WHAT YOU SHOULD DO
Take the records underneath and set them down exactly.

DATA PROVIDED
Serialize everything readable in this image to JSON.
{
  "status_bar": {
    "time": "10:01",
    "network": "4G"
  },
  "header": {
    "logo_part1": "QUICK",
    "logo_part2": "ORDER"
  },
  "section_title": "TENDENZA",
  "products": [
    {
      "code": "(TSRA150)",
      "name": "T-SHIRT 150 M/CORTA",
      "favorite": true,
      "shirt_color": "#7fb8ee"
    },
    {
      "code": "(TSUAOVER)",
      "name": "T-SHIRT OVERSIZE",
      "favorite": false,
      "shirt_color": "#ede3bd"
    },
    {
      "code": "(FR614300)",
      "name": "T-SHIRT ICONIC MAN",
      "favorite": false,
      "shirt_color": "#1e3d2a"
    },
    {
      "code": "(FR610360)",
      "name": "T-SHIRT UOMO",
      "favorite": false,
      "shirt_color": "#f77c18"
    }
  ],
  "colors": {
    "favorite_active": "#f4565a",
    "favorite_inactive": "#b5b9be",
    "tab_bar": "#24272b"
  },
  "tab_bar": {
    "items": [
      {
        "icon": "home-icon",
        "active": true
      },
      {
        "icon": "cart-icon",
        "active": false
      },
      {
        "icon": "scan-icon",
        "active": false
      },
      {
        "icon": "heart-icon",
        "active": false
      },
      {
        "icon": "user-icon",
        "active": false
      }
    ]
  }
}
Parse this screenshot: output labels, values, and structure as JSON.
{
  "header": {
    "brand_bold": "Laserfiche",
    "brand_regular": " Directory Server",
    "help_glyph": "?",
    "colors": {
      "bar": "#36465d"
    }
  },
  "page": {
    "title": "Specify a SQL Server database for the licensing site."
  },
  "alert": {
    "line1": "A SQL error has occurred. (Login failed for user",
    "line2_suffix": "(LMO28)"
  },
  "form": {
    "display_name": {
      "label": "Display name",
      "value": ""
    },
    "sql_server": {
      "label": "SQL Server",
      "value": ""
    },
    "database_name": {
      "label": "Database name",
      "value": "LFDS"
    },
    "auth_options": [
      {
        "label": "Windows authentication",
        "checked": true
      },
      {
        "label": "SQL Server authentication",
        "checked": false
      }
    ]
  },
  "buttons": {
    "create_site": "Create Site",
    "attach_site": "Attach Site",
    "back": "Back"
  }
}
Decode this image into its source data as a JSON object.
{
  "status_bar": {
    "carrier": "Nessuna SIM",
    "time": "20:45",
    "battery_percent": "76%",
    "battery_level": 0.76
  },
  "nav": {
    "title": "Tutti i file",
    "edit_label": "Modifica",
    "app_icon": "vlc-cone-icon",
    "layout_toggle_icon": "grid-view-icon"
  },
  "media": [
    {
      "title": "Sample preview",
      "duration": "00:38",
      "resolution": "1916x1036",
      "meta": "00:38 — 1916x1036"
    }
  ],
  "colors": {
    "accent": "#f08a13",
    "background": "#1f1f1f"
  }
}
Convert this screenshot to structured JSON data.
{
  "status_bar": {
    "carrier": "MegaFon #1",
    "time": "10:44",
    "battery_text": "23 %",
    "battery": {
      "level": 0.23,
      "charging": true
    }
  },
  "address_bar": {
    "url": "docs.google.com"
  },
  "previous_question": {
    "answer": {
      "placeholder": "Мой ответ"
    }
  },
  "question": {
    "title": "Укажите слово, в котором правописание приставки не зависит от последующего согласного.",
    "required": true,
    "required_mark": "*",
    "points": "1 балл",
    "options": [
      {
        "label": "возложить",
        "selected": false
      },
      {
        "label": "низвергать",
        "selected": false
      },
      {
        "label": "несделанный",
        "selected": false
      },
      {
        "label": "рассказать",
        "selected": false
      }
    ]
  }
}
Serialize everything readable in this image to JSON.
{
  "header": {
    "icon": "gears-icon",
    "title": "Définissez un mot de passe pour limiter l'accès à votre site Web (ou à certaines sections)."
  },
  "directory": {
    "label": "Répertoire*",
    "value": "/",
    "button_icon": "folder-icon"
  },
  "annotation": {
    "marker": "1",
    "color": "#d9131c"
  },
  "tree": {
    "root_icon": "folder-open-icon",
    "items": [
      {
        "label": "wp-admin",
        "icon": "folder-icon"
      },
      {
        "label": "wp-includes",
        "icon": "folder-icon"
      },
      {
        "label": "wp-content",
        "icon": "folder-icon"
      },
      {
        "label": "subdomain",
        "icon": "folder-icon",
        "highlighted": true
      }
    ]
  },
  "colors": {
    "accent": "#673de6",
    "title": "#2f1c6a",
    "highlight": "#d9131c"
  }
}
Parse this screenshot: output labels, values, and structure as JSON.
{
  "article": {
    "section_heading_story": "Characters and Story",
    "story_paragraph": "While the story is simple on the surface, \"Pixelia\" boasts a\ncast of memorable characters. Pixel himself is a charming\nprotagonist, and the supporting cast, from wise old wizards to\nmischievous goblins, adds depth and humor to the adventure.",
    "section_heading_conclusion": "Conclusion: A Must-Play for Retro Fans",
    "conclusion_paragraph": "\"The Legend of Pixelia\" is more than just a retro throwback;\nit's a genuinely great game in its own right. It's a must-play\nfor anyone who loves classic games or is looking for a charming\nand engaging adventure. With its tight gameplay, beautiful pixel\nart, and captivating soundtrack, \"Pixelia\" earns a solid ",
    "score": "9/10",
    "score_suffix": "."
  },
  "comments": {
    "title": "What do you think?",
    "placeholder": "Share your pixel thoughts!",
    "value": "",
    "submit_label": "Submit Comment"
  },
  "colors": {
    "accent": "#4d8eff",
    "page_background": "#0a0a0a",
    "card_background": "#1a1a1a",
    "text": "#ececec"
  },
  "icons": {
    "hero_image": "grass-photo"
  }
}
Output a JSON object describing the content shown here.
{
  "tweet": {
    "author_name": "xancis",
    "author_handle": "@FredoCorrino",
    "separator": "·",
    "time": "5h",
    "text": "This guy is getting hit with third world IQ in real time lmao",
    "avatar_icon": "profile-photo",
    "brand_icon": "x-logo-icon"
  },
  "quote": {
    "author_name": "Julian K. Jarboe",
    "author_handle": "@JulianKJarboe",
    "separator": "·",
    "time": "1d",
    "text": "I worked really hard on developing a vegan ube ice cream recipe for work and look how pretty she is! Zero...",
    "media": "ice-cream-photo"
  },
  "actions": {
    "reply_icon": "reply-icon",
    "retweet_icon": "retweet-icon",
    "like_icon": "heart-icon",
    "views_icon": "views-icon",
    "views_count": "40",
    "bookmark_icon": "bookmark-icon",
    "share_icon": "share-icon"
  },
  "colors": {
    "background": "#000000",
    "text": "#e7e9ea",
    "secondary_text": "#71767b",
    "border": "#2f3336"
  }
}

SOLUTION
Serialize everything readable in this image to JSON.
{
  "status_bar": {
    "time": "10:01",
    "network": "4G"
  },
  "header": {
    "logo_part1": "QUICK",
    "logo_part2": "ORDER"
  },
  "section_title": "TENDENZA",
  "products": [
    {
      "code": "(TSRA150)",
      "name": "T-SHIRT 150 M/CORTA",
      "favorite": true,
      "shirt_color": "#7fb8ee"
    },
    {
      "code": "(TSUAOVER)",
      "name": "T-SHIRT OVERSIZE",
      "favorite": false,
      "shirt_color": "#ede3bd"
    },
    {
      "code": "(FR614300)",
      "name": "T-SHIRT ICONIC MAN",
      "favorite": false,
      "shirt_color": "#1e3d2a"
    },
    {
      "code": "(FR610360)",
      "name": "T-SHIRT UOMO",
      "favorite": false,
      "shirt_color": "#f77c18"
    }
  ],
  "colors": {
    "favorite_active": "#f4565a",
    "favorite_inactive": "#b5b9be",
    "tab_bar": "#24272b"
  },
  "tab_bar": {
    "items": [
      {
        "icon": "home-icon",
        "active": true
      },
      {
        "icon": "cart-icon",
        "active": false
      },
      {
        "icon": "scan-icon",
        "active": false
      },
      {
        "icon": "heart-icon",
        "active": false
      },
      {
        "icon": "user-icon",
        "active": false
      }
    ]
  }
}
Parse this screenshot: output labels, values, and structure as JSON.
{
  "header": {
    "brand_bold": "Laserfiche",
    "brand_regular": " Directory Server",
    "help_glyph": "?",
    "colors": {
      "bar": "#36465d"
    }
  },
  "page": {
    "title": "Specify a SQL Server database for the licensing site."
  },
  "alert": {
    "line1": "A SQL error has occurred. (Login failed for user",
    "line2_suffix": "(LMO28)"
  },
  "form": {
    "display_name": {
      "label": "Display name",
      "value": ""
    },
    "sql_server": {
      "label": "SQL Server",
      "value": ""
    },
    "database_name": {
      "label": "Database name",
      "value": "LFDS"
    },
    "auth_options": [
      {
        "label": "Windows authentication",
        "checked": true
      },
      {
        "label": "SQL Server authentication",
        "checked": false
      }
    ]
  },
  "buttons": {
    "create_site": "Create Site",
    "attach_site": "Attach Site",
    "back": "Back"
  }
}
Decode this image into its source data as a JSON object.
{
  "status_bar": {
    "carrier": "Nessuna SIM",
    "time": "20:45",
    "battery_percent": "76%",
    "battery_level": 0.76
  },
  "nav": {
    "title": "Tutti i file",
    "edit_label": "Modifica",
    "app_icon": "vlc-cone-icon",
    "layout_toggle_icon": "grid-view-icon"
  },
  "media": [
    {
      "title": "Sample preview",
      "duration": "00:38",
      "resolution": "1916x1036",
      "meta": "00:38 — 1916x1036"
    }
  ],
  "colors": {
    "accent": "#f08a13",
    "background": "#1f1f1f"
  }
}
Convert this screenshot to structured JSON data.
{
  "status_bar": {
    "carrier": "MegaFon #1",
    "time": "10:44",
    "battery_text": "23 %",
    "battery": {
      "level": 0.23,
      "charging": true
    }
  },
  "address_bar": {
    "url": "docs.google.com"
  },
  "previous_question": {
    "answer": {
      "placeholder": "Мой ответ"
    }
  },
  "question": {
    "title": "Укажите слово, в котором правописание приставки не зависит от последующего согласного.",
    "required": true,
    "required_mark": "*",
    "points": "1 балл",
    "options": [
      {
        "label": "возложить",
        "selected": false
      },
      {
        "label": "низвергать",
        "selected": false
      },
      {
        "label": "несделанный",
        "selected": false
      },
      {
        "label": "рассказать",
        "selected": false
      }
    ]
  }
}
Serialize everything readable in this image to JSON.
{
  "header": {
    "icon": "gears-icon",
    "title": "Définissez un mot de passe pour limiter l'accès à votre site Web (ou à certaines sections)."
  },
  "directory": {
    "label": "Répertoire*",
    "value": "/",
    "button_icon": "folder-icon"
  },
  "annotation": {
    "marker": "1",
    "color": "#d9131c"
  },
  "tree": {
    "root_icon": "folder-open-icon",
    "items": [
      {
        "label": "wp-admin",
        "icon": "folder-icon"
      },
      {
        "label": "wp-includes",
        "icon": "folder-icon"
      },
      {
        "label": "wp-content",
        "icon": "folder-icon"
      },
      {
        "label": "subdomain",
        "icon": "folder-icon",
        "highlighted": true
      }
    ]
  },
  "colors": {
    "accent": "#673de6",
    "title": "#2f1c6a",
    "highlight": "#d9131c"
  }
}
Parse this screenshot: output labels, values, and structure as JSON.
{
  "article": {
    "section_heading_story": "Characters and Story",
    "story_paragraph": "While the story is simple on the surface, \"Pixelia\" boasts a\ncast of memorable characters. Pixel himself is a charming\nprotagonist, and the supporting cast, from wise old wizards to\nmischievous goblins, adds depth and humor to the adventure.",
    "section_heading_conclusion": "Conclusion: A Must-Play for Retro Fans",
    "conclusion_paragraph": "\"The Legend of Pixelia\" is more than just a retro throwback;\nit's a genuinely great game in its own right. It's a must-play\nfor anyone who loves classic games or is looking for a charming\nand engaging adventure. With its tight gameplay, beautiful pixel\nart, and captivating soundtrack, \"Pixelia\" earns a solid ",
    "score": "9/10",
    "score_suffix": "."
  },
  "comments": {
    "title": "What do you think?",
    "placeholder": "Share your pixel thoughts!",
    "value": "",
    "submit_label": "Submit Comment"
  },
  "colors": {
    "accent": "#4d8eff",
    "page_background": "#0a0a0a",
    "card_background": "#1a1a1a",
    "text": "#ececec"
  },
  "icons": {
    "hero_image": "grass-photo"
  }
}
Output a JSON object describing the content shown here.
{
  "tweet": {
    "author_name": "xancis",
    "author_handle": "@FredoCorrino",
    "separator": "·",
    "time": "5h",
    "text": "This guy is getting hit with third world IQ in real time lmao",
    "avatar_icon": "profile-photo",
    "brand_icon": "x-logo-icon"
  },
  "quote": {
    "author_name": "Julian K. Jarboe",
    "author_handle": "@JulianKJarboe",
    "separator": "·",
    "time": "1d",
    "text": "I worked really hard on developing a vegan ube ice cream recipe for work and look how pretty she is! Zero...",
    "media": "ice-cream-photo"
  },
  "actions": {
    "reply_icon": "reply-icon",
    "retweet_icon": "retweet-icon",
    "like_icon": "heart-icon",
    "views_icon": "views-icon",
    "views_count": "40",
    "bookmark_icon": "bookmark-icon",
    "share_icon": "share-icon"
  },
  "colors": {
    "background": "#000000",
    "text": "#e7e9ea",
    "secondary_text": "#71767b",
    "border": "#2f3336"
  }
}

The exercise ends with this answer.